The task: In the listing that follows, count every line with the word "муниципальных" in it and write only the total.

— Start of Material for the task —

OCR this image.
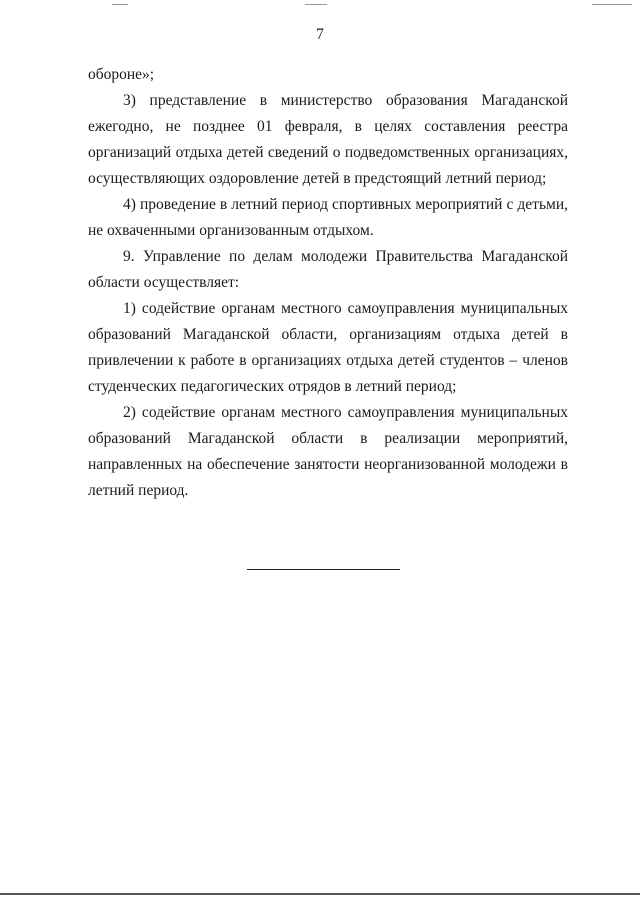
7
обороне»;
3) представление в министерство образования Магаданской
ежегодно, не позднее 01 февраля, в целях составления реестра
организаций отдыха детей сведений о подведомственных организациях,
осуществляющих оздоровление детей в предстоящий летний период;
4) проведение в летний период спортивных мероприятий с детьми,
не охваченными организованным отдыхом.
9. Управление по делам молодежи Правительства Магаданской
области осуществляет:
1) содействие органам местного самоуправления муниципальных
образований Магаданской области, организациям отдыха детей в
привлечении к работе в организациях отдыха детей студентов – членов
студенческих педагогических отрядов в летний период;
2) содействие органам местного самоуправления муниципальных
образований Магаданской области в реализации мероприятий,
направленных на обеспечение занятости неорганизованной молодежи в
летний период.
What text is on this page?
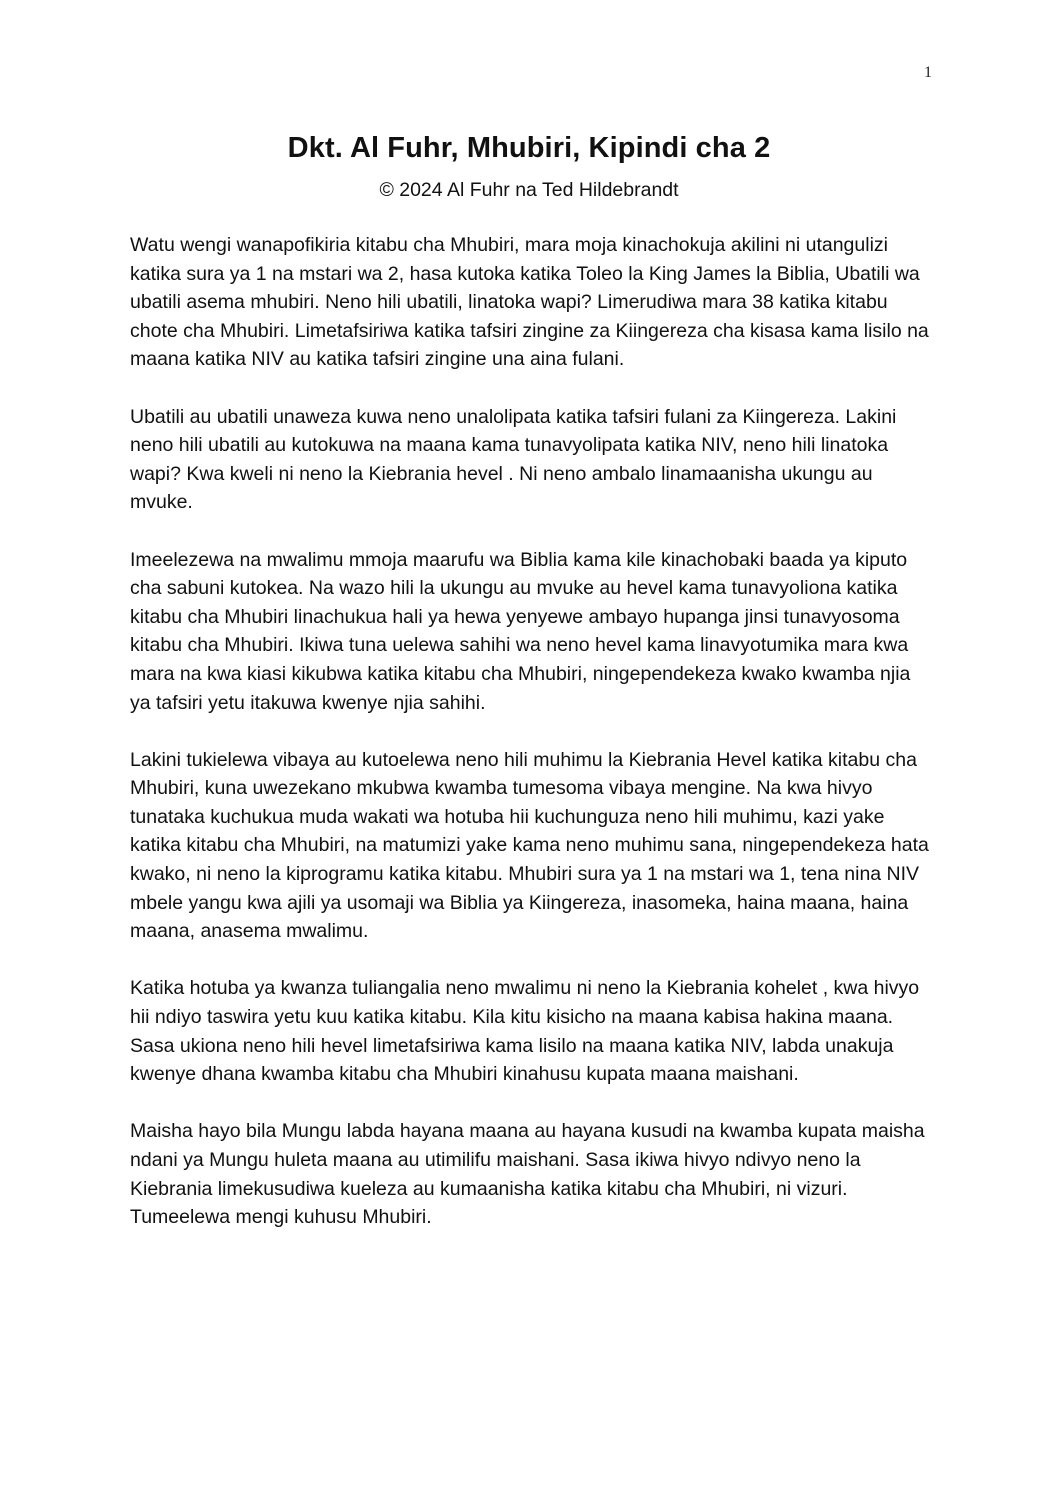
1
Dkt. Al Fuhr, Mhubiri, Kipindi cha 2
© 2024 Al Fuhr na Ted Hildebrandt

Watu wengi wanapofikiria kitabu cha Mhubiri, mara moja kinachokuja akilini ni utangulizi katika sura ya 1 na mstari wa 2, hasa kutoka katika Toleo la King James la Biblia, Ubatili wa ubatili asema mhubiri. Neno hili ubatili, linatoka wapi? Limerudiwa mara 38 katika kitabu chote cha Mhubiri. Limetafsiriwa katika tafsiri zingine za Kiingereza cha kisasa kama lisilo na maana katika NIV au katika tafsiri zingine una aina fulani.

Ubatili au ubatili unaweza kuwa neno unalolipata katika tafsiri fulani za Kiingereza. Lakini neno hili ubatili au kutokuwa na maana kama tunavyolipata katika NIV, neno hili linatoka wapi? Kwa kweli ni neno la Kiebrania hevel . Ni neno ambalo linamaanisha ukungu au mvuke.

Imeelezewa na mwalimu mmoja maarufu wa Biblia kama kile kinachobaki baada ya kiputo cha sabuni kutokea. Na wazo hili la ukungu au mvuke au hevel kama tunavyoliona katika kitabu cha Mhubiri linachukua hali ya hewa yenyewe ambayo hupanga jinsi tunavyosoma kitabu cha Mhubiri. Ikiwa tuna uelewa sahihi wa neno hevel kama linavyotumika mara kwa mara na kwa kiasi kikubwa katika kitabu cha Mhubiri, ningependekeza kwako kwamba njia ya tafsiri yetu itakuwa kwenye njia sahihi.

Lakini tukielewa vibaya au kutoelewa neno hili muhimu la Kiebrania Hevel katika kitabu cha Mhubiri, kuna uwezekano mkubwa kwamba tumesoma vibaya mengine. Na kwa hivyo tunataka kuchukua muda wakati wa hotuba hii kuchunguza neno hili muhimu, kazi yake katika kitabu cha Mhubiri, na matumizi yake kama neno muhimu sana, ningependekeza hata kwako, ni neno la kiprogramu katika kitabu. Mhubiri sura ya 1 na mstari wa 1, tena nina NIV mbele yangu kwa ajili ya usomaji wa Biblia ya Kiingereza, inasomeka, haina maana, haina maana, anasema mwalimu.

Katika hotuba ya kwanza tuliangalia neno mwalimu ni neno la Kiebrania kohelet , kwa hivyo hii ndiyo taswira yetu kuu katika kitabu. Kila kitu kisicho na maana kabisa hakina maana. Sasa ukiona neno hili hevel limetafsiriwa kama lisilo na maana katika NIV, labda unakuja kwenye dhana kwamba kitabu cha Mhubiri kinahusu kupata maana maishani.

Maisha hayo bila Mungu labda hayana maana au hayana kusudi na kwamba kupata maisha ndani ya Mungu huleta maana au utimilifu maishani. Sasa ikiwa hivyo ndivyo neno la Kiebrania limekusudiwa kueleza au kumaanisha katika kitabu cha Mhubiri, ni vizuri. Tumeelewa mengi kuhusu Mhubiri.
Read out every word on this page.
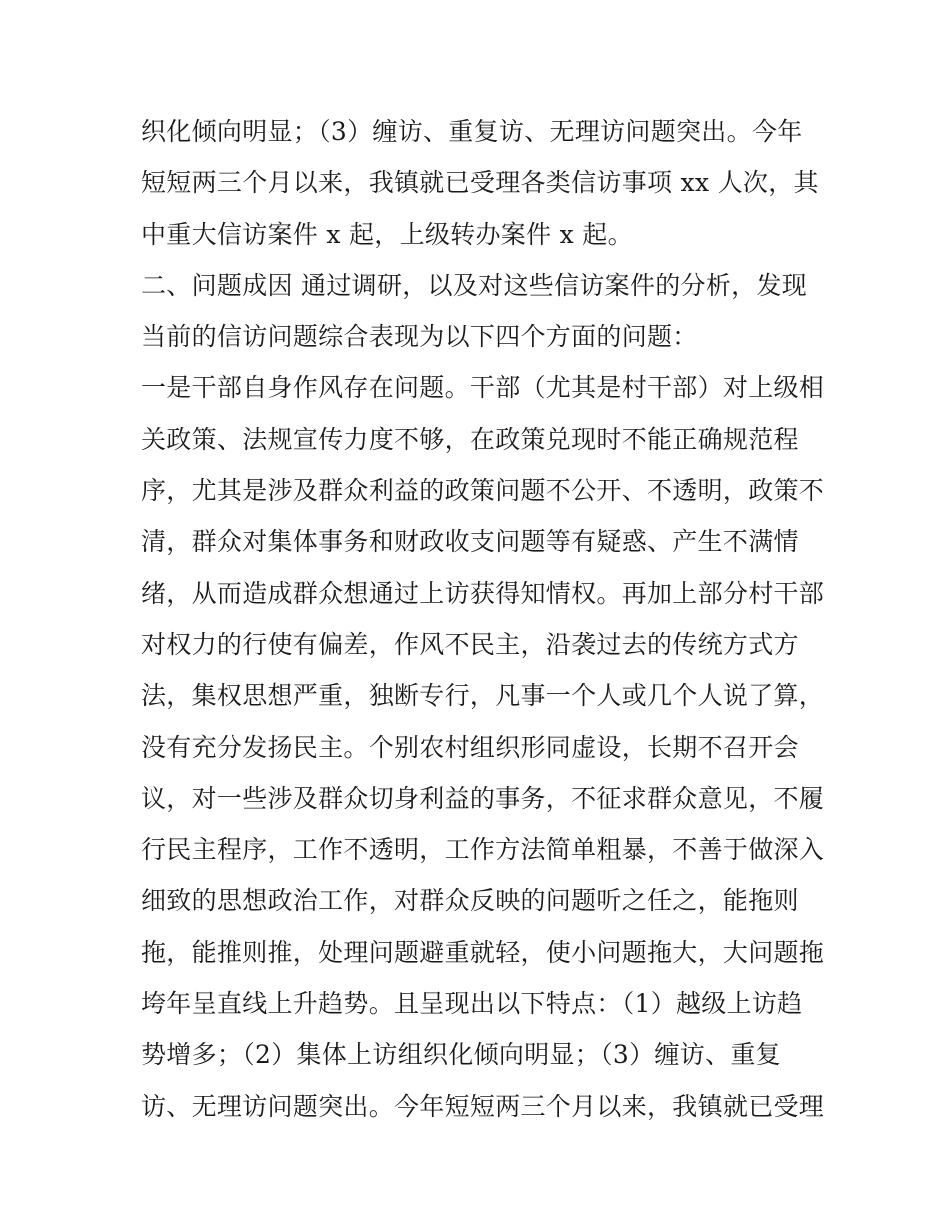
织化倾向明显；（3）缠访、重复访、无理访问题突出。今年
短短两三个月以来，我镇就已受理各类信访事项 xx 人次，其
中重大信访案件 x 起，上级转办案件 x 起。
二、问题成因 通过调研，以及对这些信访案件的分析，发现
当前的信访问题综合表现为以下四个方面的问题：
一是干部自身作风存在问题。干部（尤其是村干部）对上级相
关政策、法规宣传力度不够，在政策兑现时不能正确规范程
序，尤其是涉及群众利益的政策问题不公开、不透明，政策不
清，群众对集体事务和财政收支问题等有疑惑、产生不满情
绪，从而造成群众想通过上访获得知情权。再加上部分村干部
对权力的行使有偏差，作风不民主，沿袭过去的传统方式方
法，集权思想严重，独断专行，凡事一个人或几个人说了算，
没有充分发扬民主。个别农村组织形同虚设，长期不召开会
议，对一些涉及群众切身利益的事务，不征求群众意见，不履
行民主程序，工作不透明，工作方法简单粗暴，不善于做深入
细致的思想政治工作，对群众反映的问题听之任之，能拖则
拖，能推则推，处理问题避重就轻，使小问题拖大，大问题拖
垮年呈直线上升趋势。且呈现出以下特点：（1）越级上访趋
势增多；（2）集体上访组织化倾向明显；（3）缠访、重复
访、无理访问题突出。今年短短两三个月以来，我镇就已受理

— End of Material for the task —

Correct result: 2